Count the lines that hold the string "멀리서부터". Reply with the number alone.

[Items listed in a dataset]

━━━━━━

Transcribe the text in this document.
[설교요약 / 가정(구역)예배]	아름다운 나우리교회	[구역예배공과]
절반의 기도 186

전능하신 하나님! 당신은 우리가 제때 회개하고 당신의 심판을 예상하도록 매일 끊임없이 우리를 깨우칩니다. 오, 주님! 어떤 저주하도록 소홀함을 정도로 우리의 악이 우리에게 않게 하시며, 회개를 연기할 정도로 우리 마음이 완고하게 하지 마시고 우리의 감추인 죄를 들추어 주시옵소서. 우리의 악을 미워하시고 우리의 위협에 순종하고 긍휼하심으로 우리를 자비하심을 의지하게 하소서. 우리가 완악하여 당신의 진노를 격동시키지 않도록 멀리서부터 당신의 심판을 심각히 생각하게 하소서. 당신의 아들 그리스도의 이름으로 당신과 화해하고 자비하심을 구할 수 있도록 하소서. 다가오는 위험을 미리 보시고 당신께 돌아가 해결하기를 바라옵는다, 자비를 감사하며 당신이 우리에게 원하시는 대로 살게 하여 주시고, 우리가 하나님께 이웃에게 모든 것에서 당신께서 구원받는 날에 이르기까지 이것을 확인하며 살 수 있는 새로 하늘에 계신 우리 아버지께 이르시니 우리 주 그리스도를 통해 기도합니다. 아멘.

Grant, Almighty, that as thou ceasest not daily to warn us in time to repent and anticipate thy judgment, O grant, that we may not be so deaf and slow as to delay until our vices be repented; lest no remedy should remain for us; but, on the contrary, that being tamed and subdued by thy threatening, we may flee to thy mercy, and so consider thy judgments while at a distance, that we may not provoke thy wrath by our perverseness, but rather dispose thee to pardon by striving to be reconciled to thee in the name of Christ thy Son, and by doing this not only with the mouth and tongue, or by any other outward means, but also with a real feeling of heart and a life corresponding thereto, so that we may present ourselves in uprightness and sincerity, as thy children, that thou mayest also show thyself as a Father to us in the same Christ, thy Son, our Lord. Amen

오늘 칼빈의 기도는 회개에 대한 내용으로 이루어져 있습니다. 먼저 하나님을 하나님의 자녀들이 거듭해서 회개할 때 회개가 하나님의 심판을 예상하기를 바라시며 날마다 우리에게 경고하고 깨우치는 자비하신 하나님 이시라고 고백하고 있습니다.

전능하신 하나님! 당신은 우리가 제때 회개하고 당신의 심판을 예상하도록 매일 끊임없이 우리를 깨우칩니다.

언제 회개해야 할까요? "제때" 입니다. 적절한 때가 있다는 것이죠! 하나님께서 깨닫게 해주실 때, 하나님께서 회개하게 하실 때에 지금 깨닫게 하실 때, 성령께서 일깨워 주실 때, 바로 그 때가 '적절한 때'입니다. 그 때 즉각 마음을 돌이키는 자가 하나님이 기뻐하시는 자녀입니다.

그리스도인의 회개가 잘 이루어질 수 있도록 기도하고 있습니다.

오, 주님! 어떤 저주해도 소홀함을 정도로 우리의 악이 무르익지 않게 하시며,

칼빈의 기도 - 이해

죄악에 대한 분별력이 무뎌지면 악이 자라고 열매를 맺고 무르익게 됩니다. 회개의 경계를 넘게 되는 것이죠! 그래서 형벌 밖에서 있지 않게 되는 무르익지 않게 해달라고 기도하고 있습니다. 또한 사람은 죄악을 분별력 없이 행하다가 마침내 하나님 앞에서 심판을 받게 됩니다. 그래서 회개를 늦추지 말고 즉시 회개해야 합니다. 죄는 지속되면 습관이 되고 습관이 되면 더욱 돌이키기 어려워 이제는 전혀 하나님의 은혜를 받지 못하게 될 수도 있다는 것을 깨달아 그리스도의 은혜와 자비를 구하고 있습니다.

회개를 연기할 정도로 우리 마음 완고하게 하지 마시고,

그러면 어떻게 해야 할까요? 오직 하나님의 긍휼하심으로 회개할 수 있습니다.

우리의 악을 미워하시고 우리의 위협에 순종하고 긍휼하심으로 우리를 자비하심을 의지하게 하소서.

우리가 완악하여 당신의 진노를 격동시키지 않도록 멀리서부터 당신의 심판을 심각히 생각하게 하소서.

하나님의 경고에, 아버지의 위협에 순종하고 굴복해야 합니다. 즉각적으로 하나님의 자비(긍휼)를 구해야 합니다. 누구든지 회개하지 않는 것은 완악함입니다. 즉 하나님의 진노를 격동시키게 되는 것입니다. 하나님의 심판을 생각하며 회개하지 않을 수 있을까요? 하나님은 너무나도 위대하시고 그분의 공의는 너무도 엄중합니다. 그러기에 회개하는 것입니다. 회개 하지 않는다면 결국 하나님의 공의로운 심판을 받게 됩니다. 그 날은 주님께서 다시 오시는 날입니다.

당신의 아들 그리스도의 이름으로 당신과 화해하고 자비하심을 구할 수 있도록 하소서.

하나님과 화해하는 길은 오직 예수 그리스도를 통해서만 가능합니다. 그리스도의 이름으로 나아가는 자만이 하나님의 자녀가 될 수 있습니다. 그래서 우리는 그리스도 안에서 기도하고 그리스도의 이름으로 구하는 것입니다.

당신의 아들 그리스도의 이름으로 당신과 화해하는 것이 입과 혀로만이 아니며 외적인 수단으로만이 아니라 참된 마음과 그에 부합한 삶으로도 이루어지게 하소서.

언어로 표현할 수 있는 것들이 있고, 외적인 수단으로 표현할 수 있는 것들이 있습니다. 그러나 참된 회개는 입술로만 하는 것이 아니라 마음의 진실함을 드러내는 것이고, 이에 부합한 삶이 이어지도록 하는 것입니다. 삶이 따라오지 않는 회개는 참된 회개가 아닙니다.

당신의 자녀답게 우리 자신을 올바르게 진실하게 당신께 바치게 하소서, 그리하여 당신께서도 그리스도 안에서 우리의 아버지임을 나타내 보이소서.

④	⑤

━━━━━━

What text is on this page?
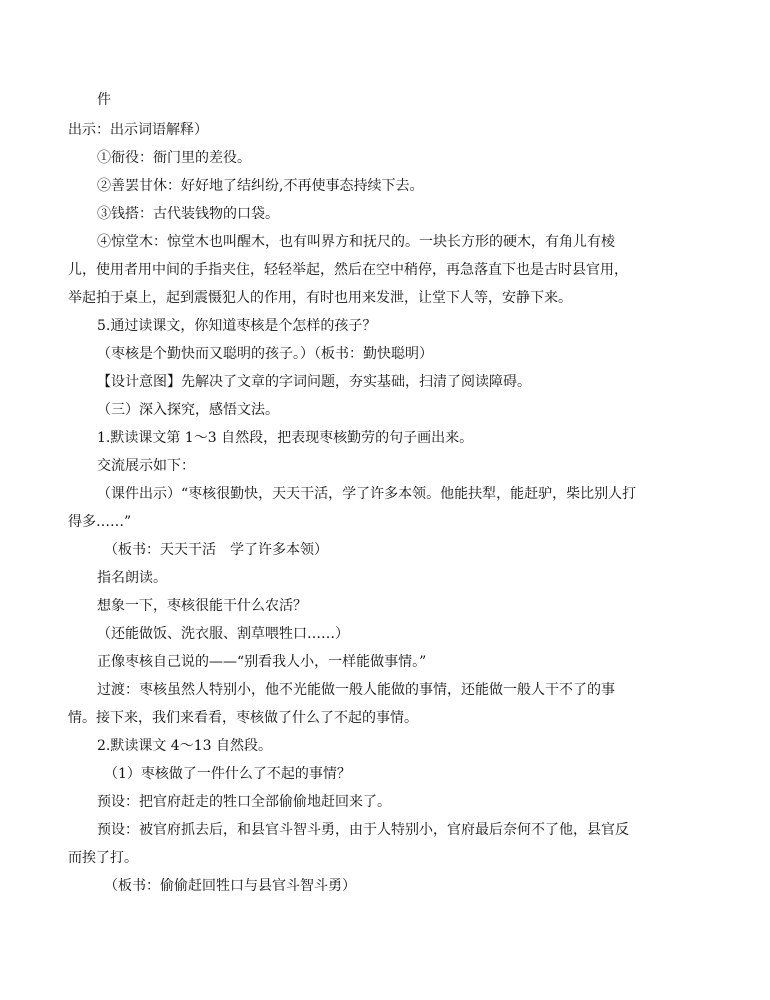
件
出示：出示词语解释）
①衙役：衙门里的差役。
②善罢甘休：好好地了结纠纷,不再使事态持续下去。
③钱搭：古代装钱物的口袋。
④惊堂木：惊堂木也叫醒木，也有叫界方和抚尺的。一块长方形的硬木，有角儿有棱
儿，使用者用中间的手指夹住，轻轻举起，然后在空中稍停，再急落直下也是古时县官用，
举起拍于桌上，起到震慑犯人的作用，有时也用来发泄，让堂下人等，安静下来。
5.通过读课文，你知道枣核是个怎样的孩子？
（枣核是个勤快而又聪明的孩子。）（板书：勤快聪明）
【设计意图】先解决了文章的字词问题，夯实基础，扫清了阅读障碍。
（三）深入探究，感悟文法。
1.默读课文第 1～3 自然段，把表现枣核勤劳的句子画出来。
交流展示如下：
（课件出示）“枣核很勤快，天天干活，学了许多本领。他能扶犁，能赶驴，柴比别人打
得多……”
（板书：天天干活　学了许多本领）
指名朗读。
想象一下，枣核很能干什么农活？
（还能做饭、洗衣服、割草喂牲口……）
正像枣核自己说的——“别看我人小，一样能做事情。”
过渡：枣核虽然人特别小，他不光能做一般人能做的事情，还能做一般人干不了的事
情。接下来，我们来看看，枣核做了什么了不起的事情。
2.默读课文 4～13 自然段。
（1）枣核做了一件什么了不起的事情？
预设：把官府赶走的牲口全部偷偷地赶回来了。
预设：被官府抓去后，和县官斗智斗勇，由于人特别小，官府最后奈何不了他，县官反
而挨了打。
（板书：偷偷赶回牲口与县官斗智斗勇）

━━━━━━

• [Response] 2